=== Aim of the exercise ===
In the records below, work out how many lines hold the word "Earthquakes". Report the number alone.

Stored records
==========
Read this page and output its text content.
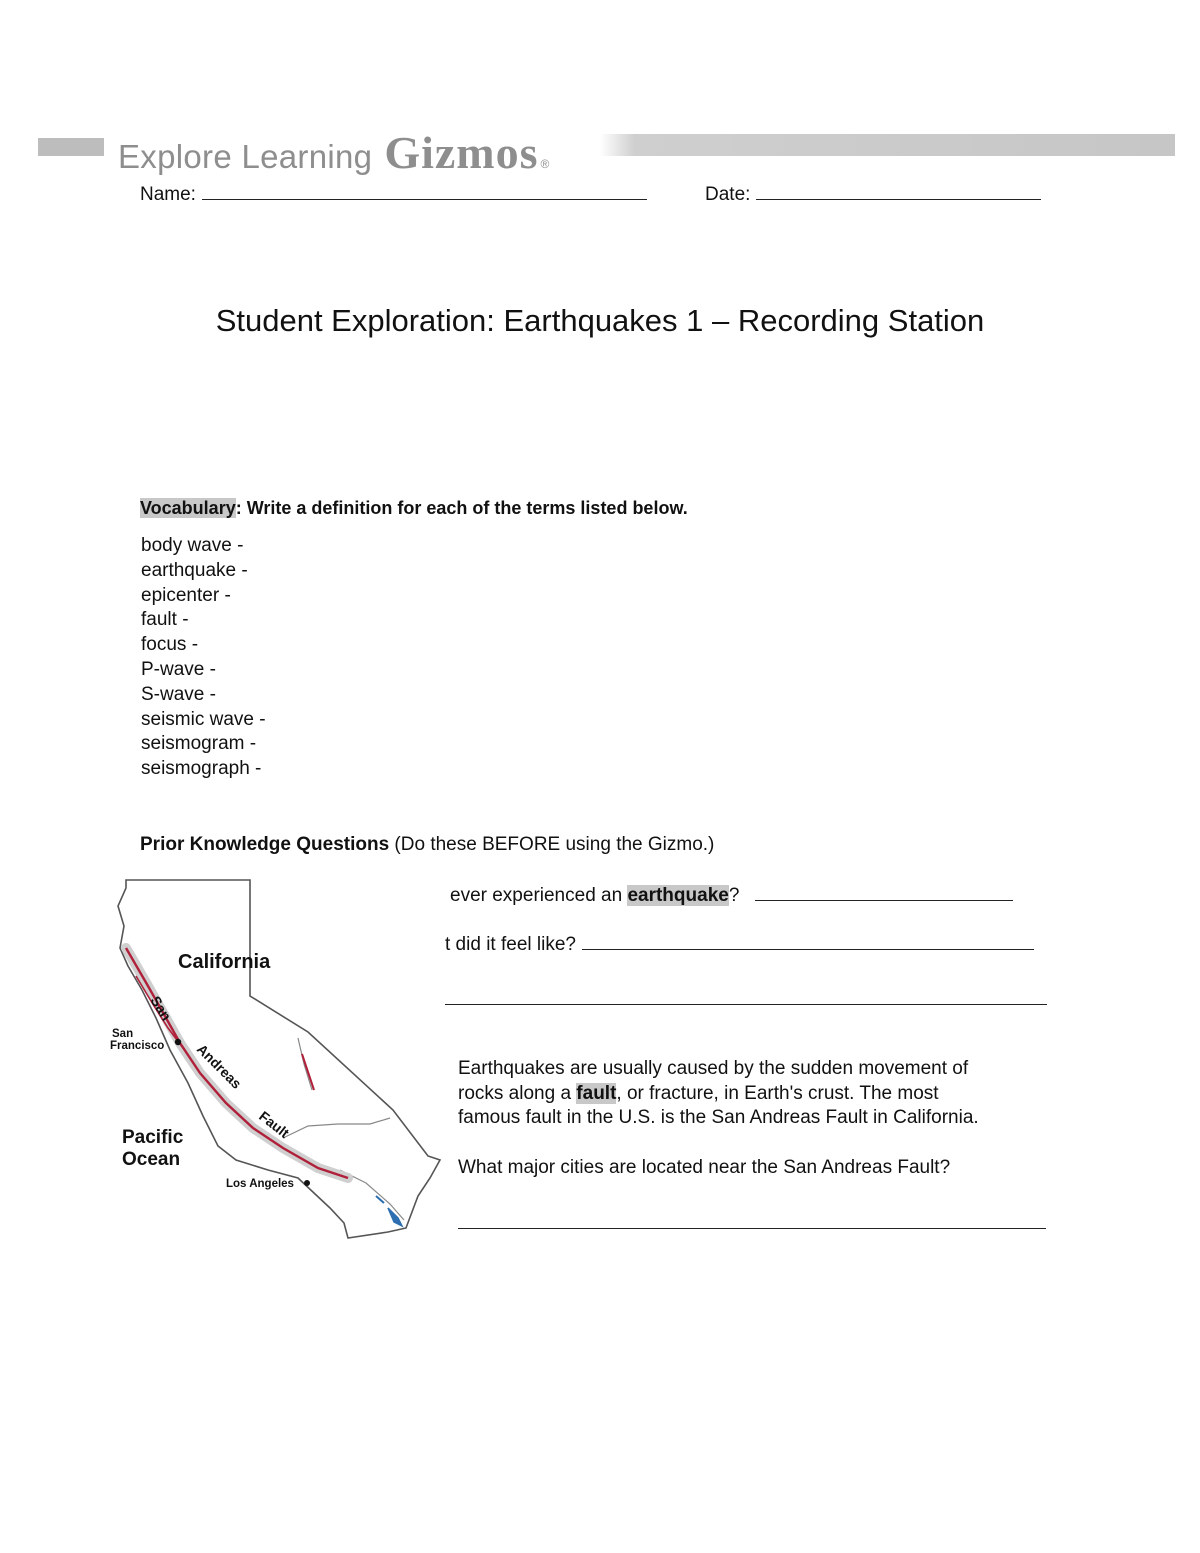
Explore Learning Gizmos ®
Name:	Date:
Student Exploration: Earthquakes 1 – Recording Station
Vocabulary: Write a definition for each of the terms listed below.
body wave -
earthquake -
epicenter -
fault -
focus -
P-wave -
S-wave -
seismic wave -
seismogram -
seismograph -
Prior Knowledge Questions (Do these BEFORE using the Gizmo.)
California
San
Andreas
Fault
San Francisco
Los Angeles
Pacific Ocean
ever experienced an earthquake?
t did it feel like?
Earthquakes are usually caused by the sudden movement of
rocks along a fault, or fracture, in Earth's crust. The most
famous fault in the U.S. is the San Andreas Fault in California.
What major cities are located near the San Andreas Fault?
==========
=== Exercise result ===
2